Work to be completed: Each entry below should be written out exactly as it is, with no pictures.

Start Listed records

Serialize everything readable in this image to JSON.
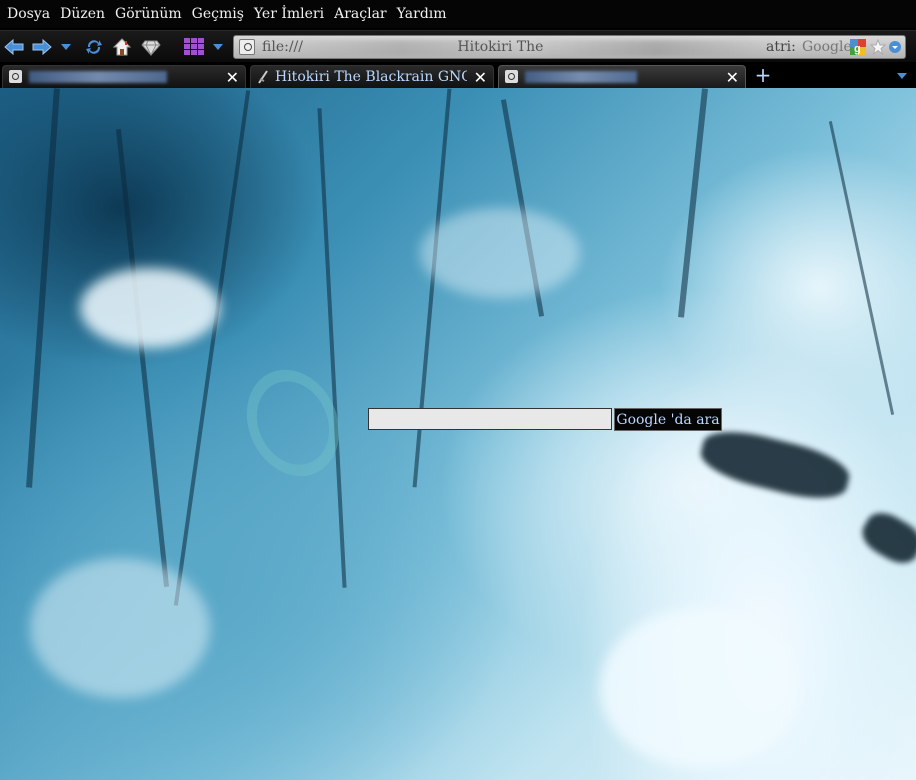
{
  "menu": [
    "Dosya",
    "Düzen",
    "Görünüm",
    "Geçmiş",
    "Yer İmleri",
    "Araçlar",
    "Yardım"
  ],
  "navbar": {
    "url_visible_fragment": "file:///",
    "url_partial_title": "Hitokiri The",
    "url_tail": "atri:",
    "search_engine_label": "Google"
  },
  "tabs": [
    {
      "label": "",
      "blurred": true,
      "active": false
    },
    {
      "label": "Hitokiri The Blackrain GNO…",
      "blurred": false,
      "active": false
    },
    {
      "label": "",
      "blurred": true,
      "active": true
    }
  ],
  "content": {
    "search_button_label": "Google 'da ara",
    "search_input_value": ""
  },
  "colors": {
    "chrome_bg": "#050505",
    "tab_text": "#b8d8ff",
    "icon_blue": "#4a8fd6",
    "icon_purple": "#a050d0"
  }
}
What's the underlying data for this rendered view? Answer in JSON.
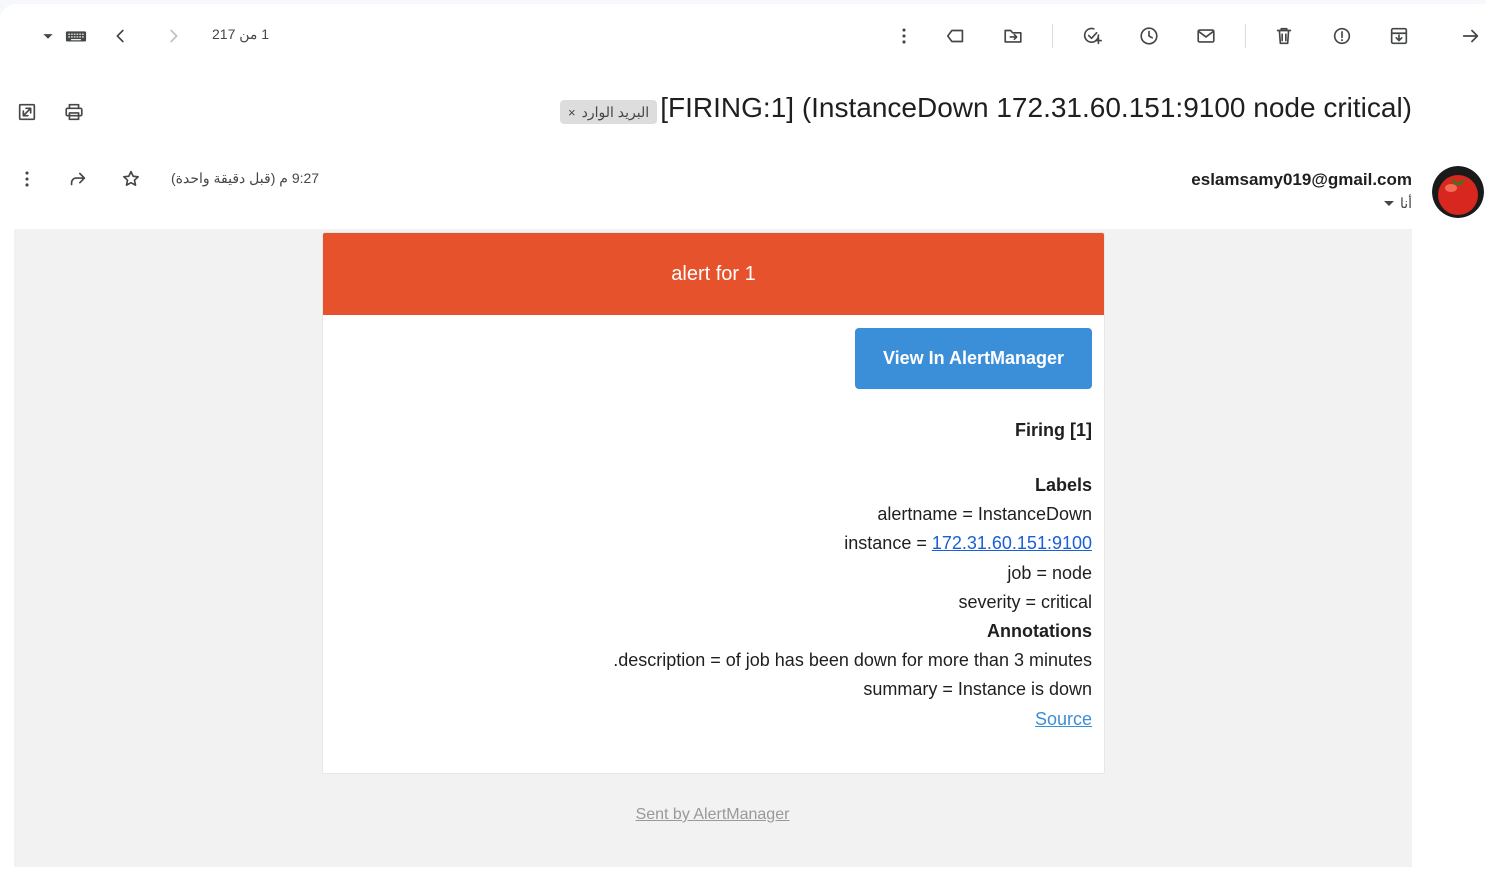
{
  "toolbar": {
    "counter": "1 من 217"
  },
  "subject": {
    "title": "[FIRING:1] (InstanceDown 172.31.60.151:9100 node critical)",
    "label_chip": "البريد الوارد",
    "label_chip_remove": "×"
  },
  "message": {
    "sender": "eslamsamy019@gmail.com",
    "to": "أنا",
    "time": "9:27 م (قبل دقيقة واحدة)"
  },
  "email_body": {
    "banner": "alert for 1",
    "button": "View In AlertManager",
    "firing": "Firing [1]",
    "labels_heading": "Labels",
    "alertname": "alertname = InstanceDown",
    "instance_prefix": "instance = ",
    "instance_link": "172.31.60.151:9100",
    "job": "job = node",
    "severity": "severity = critical",
    "annotations_heading": "Annotations",
    "description": ".description = of job has been down for more than 3 minutes",
    "summary": "summary = Instance is down",
    "source": "Source",
    "footer": "Sent by AlertManager"
  },
  "colors": {
    "banner": "#e6522c",
    "button": "#3b8ed8",
    "link": "#1a5fd6"
  }
}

End Listed records

Complete answer:
Serialize everything readable in this image to JSON.
{
  "menu": [
    "Dosya",
    "Düzen",
    "Görünüm",
    "Geçmiş",
    "Yer İmleri",
    "Araçlar",
    "Yardım"
  ],
  "navbar": {
    "url_visible_fragment": "file:///",
    "url_partial_title": "Hitokiri The",
    "url_tail": "atri:",
    "search_engine_label": "Google"
  },
  "tabs": [
    {
      "label": "",
      "blurred": true,
      "active": false
    },
    {
      "label": "Hitokiri The Blackrain GNO…",
      "blurred": false,
      "active": false
    },
    {
      "label": "",
      "blurred": true,
      "active": true
    }
  ],
  "content": {
    "search_button_label": "Google 'da ara",
    "search_input_value": ""
  },
  "colors": {
    "chrome_bg": "#050505",
    "tab_text": "#b8d8ff",
    "icon_blue": "#4a8fd6",
    "icon_purple": "#a050d0"
  }
}
What's the underlying data for this rendered view? Answer in JSON.
{
  "toolbar": {
    "counter": "1 من 217"
  },
  "subject": {
    "title": "[FIRING:1] (InstanceDown 172.31.60.151:9100 node critical)",
    "label_chip": "البريد الوارد",
    "label_chip_remove": "×"
  },
  "message": {
    "sender": "eslamsamy019@gmail.com",
    "to": "أنا",
    "time": "9:27 م (قبل دقيقة واحدة)"
  },
  "email_body": {
    "banner": "alert for 1",
    "button": "View In AlertManager",
    "firing": "Firing [1]",
    "labels_heading": "Labels",
    "alertname": "alertname = InstanceDown",
    "instance_prefix": "instance = ",
    "instance_link": "172.31.60.151:9100",
    "job": "job = node",
    "severity": "severity = critical",
    "annotations_heading": "Annotations",
    "description": ".description = of job has been down for more than 3 minutes",
    "summary": "summary = Instance is down",
    "source": "Source",
    "footer": "Sent by AlertManager"
  },
  "colors": {
    "banner": "#e6522c",
    "button": "#3b8ed8",
    "link": "#1a5fd6"
  }
}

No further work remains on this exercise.